Collected data:
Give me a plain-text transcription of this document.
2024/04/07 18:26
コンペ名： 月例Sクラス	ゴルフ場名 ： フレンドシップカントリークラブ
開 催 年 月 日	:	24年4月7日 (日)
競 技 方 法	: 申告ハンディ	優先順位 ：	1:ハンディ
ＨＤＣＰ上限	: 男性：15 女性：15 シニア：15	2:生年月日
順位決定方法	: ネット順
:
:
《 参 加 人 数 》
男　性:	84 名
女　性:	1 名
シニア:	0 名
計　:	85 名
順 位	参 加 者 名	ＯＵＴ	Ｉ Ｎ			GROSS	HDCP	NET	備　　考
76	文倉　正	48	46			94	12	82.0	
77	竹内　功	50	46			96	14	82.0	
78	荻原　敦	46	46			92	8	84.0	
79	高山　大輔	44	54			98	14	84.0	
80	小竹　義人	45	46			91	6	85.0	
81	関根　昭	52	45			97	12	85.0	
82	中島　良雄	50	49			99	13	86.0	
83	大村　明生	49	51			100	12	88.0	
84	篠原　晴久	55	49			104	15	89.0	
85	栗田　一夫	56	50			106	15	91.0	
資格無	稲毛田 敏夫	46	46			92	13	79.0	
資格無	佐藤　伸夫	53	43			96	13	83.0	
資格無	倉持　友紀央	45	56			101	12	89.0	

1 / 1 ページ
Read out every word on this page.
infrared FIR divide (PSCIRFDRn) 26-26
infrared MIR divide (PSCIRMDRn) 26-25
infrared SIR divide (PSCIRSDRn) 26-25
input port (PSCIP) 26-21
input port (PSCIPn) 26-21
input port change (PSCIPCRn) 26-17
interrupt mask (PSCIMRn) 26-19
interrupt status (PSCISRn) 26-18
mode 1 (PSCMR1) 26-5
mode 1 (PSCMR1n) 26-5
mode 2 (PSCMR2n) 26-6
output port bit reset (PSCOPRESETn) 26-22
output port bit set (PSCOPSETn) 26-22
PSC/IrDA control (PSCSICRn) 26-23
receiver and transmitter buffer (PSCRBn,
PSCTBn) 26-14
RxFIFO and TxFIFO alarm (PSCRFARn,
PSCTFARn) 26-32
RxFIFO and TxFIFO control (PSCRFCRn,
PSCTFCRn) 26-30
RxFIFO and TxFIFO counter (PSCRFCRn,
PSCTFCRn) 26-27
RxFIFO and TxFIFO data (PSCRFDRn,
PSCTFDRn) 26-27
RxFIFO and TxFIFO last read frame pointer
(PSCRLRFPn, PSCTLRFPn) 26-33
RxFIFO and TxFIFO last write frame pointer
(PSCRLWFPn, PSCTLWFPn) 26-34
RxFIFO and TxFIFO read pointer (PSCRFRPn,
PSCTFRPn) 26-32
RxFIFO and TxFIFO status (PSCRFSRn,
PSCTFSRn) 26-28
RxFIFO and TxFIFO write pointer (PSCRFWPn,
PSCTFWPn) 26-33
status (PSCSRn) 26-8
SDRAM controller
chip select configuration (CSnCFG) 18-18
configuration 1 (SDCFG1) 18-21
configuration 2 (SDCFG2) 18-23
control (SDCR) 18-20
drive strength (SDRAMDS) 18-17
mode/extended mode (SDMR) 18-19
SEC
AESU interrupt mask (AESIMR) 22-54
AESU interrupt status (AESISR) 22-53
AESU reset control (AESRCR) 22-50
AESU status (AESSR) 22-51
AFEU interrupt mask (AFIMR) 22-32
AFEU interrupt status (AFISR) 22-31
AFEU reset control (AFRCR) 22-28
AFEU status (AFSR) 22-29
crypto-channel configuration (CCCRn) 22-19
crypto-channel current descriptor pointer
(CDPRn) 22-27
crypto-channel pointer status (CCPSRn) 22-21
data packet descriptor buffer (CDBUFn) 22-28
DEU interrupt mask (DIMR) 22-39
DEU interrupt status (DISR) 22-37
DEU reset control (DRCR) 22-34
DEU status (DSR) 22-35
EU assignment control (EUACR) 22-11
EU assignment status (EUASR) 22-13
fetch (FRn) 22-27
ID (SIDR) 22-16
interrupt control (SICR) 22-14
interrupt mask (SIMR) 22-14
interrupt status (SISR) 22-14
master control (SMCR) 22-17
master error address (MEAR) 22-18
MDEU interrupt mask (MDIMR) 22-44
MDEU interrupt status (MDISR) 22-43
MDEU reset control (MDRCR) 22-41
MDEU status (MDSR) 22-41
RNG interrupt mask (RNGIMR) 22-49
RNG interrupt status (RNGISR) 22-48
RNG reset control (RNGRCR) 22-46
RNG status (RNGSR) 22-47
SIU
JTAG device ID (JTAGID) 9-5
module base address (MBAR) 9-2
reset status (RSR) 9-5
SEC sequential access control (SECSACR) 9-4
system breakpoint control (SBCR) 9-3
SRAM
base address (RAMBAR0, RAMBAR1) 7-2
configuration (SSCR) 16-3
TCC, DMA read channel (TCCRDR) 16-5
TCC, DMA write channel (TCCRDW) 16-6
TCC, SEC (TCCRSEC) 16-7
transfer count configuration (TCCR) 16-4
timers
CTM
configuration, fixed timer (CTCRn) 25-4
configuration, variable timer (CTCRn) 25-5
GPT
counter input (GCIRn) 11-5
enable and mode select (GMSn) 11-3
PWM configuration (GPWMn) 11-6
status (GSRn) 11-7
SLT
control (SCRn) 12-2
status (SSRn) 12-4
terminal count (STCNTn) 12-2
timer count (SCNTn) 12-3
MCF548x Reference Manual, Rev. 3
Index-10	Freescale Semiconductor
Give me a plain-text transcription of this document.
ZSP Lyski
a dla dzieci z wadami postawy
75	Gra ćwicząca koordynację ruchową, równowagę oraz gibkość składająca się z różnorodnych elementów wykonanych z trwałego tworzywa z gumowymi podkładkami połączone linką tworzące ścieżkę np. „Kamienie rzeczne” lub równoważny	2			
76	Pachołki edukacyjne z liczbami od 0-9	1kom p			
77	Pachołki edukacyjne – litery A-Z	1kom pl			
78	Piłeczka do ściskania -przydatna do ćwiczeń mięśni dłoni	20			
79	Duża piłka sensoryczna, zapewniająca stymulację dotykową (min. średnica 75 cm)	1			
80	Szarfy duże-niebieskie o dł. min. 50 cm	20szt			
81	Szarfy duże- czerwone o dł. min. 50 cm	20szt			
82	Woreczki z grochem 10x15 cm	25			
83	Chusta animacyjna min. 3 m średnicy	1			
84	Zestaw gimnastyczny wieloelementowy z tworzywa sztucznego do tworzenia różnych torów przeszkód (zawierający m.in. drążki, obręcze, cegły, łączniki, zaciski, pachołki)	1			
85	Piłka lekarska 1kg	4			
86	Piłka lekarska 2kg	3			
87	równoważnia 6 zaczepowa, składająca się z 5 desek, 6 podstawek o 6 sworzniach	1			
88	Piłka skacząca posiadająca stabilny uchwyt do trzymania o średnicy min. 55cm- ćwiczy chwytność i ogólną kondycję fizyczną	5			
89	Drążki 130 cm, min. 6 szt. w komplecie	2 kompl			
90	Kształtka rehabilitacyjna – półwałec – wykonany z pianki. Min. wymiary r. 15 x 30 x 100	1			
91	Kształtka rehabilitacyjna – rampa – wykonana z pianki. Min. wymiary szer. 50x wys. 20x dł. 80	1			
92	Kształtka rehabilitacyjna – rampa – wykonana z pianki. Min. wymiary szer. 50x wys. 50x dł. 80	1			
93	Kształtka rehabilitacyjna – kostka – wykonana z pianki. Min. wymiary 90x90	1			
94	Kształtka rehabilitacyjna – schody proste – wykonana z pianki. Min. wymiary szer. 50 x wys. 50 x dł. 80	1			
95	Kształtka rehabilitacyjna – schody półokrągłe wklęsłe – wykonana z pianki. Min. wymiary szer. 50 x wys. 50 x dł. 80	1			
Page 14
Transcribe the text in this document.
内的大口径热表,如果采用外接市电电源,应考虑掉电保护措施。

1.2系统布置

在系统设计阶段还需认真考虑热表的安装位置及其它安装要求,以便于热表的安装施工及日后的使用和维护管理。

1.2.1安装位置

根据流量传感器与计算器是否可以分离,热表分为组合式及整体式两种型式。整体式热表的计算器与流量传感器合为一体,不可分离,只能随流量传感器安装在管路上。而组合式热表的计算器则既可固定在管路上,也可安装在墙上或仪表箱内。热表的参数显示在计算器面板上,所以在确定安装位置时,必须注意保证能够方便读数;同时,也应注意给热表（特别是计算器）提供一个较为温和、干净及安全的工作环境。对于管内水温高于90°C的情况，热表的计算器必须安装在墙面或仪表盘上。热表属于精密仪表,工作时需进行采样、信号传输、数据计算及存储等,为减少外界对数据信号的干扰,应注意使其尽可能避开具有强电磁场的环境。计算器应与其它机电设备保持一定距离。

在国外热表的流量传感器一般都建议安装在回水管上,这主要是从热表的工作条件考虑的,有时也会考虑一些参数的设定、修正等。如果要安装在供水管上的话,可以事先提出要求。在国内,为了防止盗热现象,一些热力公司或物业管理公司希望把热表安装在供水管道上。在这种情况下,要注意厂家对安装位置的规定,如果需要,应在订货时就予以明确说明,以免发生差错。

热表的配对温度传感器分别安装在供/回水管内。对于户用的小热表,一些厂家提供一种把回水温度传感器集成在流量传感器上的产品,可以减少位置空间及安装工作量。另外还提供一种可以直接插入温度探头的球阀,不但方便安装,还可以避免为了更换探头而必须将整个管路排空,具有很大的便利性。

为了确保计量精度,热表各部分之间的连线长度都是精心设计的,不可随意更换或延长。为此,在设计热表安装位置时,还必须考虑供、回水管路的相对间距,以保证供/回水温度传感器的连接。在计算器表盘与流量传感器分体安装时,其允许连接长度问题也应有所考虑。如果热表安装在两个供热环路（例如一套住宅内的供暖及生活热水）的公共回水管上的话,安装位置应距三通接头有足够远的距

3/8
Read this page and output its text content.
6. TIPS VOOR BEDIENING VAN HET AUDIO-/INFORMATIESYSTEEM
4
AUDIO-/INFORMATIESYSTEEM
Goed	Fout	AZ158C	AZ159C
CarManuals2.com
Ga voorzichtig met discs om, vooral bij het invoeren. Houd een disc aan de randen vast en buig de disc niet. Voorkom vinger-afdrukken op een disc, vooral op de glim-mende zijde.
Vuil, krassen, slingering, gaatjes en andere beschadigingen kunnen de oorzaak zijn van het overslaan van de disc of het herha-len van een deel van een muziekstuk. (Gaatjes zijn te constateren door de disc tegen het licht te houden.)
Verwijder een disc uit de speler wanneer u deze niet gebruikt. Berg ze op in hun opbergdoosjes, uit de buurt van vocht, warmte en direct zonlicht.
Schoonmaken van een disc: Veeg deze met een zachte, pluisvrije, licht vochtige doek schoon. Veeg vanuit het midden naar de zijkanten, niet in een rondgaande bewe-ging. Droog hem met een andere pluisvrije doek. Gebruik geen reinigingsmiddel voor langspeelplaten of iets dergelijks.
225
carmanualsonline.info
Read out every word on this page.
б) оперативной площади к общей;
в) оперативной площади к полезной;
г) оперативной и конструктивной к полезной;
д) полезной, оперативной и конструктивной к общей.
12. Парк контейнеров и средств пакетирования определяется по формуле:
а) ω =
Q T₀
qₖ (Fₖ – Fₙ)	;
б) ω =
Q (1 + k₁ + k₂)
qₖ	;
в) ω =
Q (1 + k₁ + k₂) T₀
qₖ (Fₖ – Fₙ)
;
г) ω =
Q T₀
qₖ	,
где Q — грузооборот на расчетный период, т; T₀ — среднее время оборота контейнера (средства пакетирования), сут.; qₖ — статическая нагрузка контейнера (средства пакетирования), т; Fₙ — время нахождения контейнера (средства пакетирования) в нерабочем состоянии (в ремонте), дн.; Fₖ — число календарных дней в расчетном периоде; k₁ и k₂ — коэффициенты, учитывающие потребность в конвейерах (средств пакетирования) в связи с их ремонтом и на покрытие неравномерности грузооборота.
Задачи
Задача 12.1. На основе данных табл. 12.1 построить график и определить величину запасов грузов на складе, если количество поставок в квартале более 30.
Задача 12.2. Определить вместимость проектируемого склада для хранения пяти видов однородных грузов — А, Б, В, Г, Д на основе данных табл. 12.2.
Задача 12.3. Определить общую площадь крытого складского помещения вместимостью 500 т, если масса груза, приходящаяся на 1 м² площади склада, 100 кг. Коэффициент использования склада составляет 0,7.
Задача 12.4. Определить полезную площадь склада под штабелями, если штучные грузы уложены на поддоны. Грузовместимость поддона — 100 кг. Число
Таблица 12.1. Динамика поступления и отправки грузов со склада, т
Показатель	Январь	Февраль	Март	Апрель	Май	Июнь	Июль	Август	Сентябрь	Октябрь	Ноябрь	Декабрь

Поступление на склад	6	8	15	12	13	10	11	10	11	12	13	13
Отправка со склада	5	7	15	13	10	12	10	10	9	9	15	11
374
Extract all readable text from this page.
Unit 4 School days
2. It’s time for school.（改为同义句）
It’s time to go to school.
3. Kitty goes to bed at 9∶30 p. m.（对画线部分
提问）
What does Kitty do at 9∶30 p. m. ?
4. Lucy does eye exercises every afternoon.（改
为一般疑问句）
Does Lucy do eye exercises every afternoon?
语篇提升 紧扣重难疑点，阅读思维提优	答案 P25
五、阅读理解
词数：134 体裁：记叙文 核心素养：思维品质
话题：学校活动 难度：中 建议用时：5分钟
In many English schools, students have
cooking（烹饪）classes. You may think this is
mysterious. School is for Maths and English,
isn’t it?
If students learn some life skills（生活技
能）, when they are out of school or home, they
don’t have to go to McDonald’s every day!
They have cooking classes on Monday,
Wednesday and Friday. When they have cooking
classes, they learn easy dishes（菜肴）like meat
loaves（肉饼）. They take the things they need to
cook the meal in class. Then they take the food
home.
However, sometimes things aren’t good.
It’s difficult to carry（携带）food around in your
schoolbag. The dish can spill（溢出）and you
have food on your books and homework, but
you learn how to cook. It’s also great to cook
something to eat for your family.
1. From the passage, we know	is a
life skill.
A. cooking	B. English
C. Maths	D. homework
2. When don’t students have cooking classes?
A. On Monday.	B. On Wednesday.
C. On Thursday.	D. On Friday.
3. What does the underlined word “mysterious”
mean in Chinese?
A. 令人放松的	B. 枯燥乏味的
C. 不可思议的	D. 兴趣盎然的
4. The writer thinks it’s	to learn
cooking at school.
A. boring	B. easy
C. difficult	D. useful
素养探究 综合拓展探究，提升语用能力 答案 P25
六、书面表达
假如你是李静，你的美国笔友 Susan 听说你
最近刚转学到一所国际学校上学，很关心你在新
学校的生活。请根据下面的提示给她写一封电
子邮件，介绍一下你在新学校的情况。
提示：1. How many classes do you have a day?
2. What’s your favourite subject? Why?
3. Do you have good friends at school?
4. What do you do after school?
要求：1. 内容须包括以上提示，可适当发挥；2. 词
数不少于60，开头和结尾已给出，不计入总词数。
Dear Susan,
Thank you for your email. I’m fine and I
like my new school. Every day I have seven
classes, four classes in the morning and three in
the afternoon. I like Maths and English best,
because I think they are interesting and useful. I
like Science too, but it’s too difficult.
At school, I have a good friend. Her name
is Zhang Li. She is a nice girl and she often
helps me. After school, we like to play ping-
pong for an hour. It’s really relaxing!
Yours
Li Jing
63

▶ WHAT YOU ARE ASKED TO DO
Count the lines of the listing above that include the word "channel" and state the total with nothing else.

▶ CORRECT RESPONSE
5